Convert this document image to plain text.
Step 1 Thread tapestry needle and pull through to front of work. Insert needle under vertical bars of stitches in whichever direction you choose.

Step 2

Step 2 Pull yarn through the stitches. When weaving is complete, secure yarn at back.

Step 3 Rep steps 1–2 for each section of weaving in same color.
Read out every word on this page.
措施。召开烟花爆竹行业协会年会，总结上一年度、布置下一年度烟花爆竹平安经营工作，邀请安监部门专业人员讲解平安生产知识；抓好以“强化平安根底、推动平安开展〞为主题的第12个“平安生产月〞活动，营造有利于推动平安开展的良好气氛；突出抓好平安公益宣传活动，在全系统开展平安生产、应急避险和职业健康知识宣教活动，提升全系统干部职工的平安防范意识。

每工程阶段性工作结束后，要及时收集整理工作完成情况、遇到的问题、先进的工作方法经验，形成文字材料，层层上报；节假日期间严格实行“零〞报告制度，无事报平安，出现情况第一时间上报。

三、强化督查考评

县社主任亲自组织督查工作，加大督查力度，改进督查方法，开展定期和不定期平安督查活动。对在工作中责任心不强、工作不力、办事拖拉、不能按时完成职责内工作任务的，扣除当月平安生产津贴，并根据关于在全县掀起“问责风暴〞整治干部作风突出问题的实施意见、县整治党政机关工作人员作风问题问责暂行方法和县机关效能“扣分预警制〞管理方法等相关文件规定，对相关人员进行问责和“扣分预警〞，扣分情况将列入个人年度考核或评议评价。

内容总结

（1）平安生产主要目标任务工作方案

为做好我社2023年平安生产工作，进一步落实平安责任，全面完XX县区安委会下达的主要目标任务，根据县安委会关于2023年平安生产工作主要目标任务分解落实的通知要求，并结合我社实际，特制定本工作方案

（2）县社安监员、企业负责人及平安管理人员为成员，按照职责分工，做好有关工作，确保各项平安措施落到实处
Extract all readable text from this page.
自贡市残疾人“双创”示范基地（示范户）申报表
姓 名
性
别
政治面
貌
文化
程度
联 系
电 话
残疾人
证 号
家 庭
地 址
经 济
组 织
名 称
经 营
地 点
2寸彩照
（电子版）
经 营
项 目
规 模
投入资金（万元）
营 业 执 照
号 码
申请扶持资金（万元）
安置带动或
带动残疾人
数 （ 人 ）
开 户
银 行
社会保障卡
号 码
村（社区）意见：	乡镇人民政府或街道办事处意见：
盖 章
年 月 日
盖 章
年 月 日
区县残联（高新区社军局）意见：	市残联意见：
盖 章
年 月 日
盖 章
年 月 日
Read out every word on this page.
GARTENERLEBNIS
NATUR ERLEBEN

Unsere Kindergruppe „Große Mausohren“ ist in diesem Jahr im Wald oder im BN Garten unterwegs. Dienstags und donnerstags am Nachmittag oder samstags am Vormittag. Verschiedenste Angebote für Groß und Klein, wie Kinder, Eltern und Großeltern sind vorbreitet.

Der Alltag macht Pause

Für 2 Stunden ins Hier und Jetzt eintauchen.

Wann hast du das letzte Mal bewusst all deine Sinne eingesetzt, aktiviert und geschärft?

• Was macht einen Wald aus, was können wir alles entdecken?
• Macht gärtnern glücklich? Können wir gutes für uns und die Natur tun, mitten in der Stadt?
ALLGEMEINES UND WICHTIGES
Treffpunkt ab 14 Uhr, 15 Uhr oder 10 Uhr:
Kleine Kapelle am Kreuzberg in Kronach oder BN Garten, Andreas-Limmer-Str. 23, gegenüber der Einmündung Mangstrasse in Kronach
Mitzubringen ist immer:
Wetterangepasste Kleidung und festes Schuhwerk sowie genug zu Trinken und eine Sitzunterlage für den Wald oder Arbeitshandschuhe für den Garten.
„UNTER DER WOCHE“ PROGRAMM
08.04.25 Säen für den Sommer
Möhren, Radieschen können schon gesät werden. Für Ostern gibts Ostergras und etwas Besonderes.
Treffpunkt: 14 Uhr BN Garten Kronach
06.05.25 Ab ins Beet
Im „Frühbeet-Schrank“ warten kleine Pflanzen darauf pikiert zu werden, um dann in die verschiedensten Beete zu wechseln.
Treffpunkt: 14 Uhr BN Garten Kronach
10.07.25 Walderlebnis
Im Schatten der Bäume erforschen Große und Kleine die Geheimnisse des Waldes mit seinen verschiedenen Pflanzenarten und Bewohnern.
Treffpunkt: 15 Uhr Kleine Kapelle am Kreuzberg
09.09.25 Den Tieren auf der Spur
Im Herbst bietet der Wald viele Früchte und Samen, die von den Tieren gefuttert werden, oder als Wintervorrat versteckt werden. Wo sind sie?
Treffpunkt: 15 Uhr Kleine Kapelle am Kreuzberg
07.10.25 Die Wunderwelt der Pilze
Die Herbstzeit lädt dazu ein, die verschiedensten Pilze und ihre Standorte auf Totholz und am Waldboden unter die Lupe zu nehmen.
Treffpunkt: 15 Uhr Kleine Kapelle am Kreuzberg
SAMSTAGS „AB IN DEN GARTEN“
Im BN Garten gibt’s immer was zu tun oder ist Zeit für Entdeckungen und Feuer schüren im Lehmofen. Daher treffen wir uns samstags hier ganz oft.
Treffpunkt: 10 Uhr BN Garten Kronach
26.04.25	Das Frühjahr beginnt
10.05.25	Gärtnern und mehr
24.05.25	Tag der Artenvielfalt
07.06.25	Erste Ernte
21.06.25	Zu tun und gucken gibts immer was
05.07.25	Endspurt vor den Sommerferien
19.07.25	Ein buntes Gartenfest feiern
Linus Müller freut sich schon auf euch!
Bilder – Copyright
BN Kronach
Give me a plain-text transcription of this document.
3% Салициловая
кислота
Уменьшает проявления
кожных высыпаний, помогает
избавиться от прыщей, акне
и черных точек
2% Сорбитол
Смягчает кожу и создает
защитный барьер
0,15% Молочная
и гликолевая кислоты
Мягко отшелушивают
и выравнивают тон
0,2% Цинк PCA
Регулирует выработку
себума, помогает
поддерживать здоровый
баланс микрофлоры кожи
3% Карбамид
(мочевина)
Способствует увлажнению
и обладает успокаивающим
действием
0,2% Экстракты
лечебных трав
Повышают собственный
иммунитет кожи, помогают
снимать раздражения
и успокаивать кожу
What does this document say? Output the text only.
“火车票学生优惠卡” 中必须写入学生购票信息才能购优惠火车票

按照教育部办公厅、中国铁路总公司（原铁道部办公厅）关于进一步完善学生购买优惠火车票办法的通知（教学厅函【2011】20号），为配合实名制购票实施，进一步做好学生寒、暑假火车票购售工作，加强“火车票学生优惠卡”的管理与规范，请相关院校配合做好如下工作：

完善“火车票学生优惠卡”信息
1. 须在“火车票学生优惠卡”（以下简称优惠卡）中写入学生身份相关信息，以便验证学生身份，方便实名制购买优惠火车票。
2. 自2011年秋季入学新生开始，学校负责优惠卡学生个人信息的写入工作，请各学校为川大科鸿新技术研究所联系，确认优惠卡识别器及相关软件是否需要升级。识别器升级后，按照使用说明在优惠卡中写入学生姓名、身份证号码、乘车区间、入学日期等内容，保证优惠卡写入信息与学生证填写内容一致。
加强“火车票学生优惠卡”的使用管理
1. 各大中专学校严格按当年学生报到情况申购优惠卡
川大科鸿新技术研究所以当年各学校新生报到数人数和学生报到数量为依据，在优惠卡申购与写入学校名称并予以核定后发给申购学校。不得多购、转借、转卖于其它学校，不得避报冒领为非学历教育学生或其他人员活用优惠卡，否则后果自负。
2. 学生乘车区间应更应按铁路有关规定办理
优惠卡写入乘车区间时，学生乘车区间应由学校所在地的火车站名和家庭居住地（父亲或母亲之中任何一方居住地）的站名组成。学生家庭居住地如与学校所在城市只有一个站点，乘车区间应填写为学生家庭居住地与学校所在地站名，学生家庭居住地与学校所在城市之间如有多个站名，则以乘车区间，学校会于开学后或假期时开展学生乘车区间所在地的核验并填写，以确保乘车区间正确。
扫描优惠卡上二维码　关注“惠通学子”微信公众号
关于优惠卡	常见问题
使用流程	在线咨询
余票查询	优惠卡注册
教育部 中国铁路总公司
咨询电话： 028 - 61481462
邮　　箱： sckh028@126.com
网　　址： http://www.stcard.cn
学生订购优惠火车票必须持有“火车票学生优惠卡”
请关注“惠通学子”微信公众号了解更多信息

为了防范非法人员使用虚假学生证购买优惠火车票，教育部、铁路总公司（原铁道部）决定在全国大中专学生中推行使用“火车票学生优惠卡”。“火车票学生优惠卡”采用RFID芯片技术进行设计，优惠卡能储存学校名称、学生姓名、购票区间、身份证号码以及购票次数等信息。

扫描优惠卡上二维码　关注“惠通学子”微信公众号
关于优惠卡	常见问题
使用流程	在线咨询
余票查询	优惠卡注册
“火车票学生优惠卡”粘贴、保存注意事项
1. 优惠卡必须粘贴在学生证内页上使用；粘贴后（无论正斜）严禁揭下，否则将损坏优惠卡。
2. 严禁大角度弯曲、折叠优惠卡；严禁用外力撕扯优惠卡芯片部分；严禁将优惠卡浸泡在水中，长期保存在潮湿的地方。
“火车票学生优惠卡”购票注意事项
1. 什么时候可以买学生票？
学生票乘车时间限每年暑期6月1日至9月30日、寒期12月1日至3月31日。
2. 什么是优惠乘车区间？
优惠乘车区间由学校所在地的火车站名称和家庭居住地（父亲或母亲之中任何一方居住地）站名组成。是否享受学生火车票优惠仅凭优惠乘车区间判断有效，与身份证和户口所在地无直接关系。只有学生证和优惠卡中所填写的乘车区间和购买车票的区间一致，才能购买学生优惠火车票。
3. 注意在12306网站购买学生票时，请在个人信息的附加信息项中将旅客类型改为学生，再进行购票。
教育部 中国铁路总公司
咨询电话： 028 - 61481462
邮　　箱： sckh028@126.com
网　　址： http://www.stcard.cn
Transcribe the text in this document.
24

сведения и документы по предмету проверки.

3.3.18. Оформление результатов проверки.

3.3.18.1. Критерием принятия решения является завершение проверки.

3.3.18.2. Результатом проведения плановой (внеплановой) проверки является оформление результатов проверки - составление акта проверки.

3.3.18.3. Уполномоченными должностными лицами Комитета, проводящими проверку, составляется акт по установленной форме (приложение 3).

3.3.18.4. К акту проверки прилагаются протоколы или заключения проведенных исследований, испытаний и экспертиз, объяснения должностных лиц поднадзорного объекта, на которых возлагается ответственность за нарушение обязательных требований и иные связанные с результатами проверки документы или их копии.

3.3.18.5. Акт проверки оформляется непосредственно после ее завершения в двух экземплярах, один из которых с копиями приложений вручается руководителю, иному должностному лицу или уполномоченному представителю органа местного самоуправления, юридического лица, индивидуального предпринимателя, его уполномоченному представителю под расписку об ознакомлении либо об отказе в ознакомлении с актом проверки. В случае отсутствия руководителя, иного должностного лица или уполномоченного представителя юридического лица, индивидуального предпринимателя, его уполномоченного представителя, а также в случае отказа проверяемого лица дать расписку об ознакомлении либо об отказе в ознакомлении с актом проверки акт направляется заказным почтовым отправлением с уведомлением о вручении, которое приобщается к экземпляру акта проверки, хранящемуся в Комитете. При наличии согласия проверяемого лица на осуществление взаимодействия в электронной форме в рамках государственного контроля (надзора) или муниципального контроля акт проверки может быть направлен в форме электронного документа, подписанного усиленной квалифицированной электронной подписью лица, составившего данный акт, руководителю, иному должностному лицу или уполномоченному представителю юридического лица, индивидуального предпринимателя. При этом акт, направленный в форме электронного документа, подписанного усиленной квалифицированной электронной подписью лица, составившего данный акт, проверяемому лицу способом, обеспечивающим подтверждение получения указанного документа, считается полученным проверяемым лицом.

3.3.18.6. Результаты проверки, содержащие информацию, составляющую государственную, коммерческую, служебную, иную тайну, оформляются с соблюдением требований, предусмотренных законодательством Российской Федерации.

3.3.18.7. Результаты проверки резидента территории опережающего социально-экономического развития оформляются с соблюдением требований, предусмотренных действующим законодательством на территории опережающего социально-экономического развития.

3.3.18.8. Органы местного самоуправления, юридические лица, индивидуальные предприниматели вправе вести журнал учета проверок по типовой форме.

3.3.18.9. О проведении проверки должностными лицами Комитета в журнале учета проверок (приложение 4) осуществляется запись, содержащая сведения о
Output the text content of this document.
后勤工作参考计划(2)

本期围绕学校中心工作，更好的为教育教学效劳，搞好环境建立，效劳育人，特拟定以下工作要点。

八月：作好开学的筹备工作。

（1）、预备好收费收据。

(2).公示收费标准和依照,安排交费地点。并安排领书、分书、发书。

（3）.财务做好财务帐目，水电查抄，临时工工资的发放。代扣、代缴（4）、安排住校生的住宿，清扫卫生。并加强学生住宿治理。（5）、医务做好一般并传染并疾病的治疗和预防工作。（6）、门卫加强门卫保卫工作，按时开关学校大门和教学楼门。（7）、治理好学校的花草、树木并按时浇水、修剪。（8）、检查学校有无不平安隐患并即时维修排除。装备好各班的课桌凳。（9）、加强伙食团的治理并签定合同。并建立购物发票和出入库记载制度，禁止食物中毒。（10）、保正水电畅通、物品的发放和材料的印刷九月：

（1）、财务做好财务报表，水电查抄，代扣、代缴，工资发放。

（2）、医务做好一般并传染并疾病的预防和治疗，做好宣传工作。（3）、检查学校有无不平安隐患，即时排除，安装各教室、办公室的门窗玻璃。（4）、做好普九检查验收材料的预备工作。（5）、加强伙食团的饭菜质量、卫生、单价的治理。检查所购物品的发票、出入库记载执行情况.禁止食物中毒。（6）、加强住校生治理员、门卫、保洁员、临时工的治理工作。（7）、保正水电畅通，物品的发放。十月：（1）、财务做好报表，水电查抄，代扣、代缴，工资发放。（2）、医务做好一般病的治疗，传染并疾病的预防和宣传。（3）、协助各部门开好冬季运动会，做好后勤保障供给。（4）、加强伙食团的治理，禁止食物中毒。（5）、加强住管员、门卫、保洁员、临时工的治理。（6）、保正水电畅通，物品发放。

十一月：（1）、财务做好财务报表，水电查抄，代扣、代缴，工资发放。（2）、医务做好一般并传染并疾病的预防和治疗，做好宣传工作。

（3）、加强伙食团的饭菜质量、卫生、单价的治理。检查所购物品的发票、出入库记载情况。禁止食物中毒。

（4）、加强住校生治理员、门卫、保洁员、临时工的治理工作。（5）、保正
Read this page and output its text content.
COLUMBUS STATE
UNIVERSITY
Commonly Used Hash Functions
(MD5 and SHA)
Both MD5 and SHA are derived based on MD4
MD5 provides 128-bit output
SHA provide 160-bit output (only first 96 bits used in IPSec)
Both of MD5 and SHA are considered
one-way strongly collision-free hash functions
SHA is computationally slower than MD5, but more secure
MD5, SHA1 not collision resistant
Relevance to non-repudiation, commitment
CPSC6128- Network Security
• • •
> **WHAT THIS TASK INVOLVES**: Filter for "stitches". Return all lines that hold it.

> **RESULT BELOW**:
Step 1 Thread tapestry needle and pull through to front of work. Insert needle under vertical bars of stitches in whichever direction you choose.
Step 2 Pull yarn through the stitches. When weaving is complete, secure yarn at back.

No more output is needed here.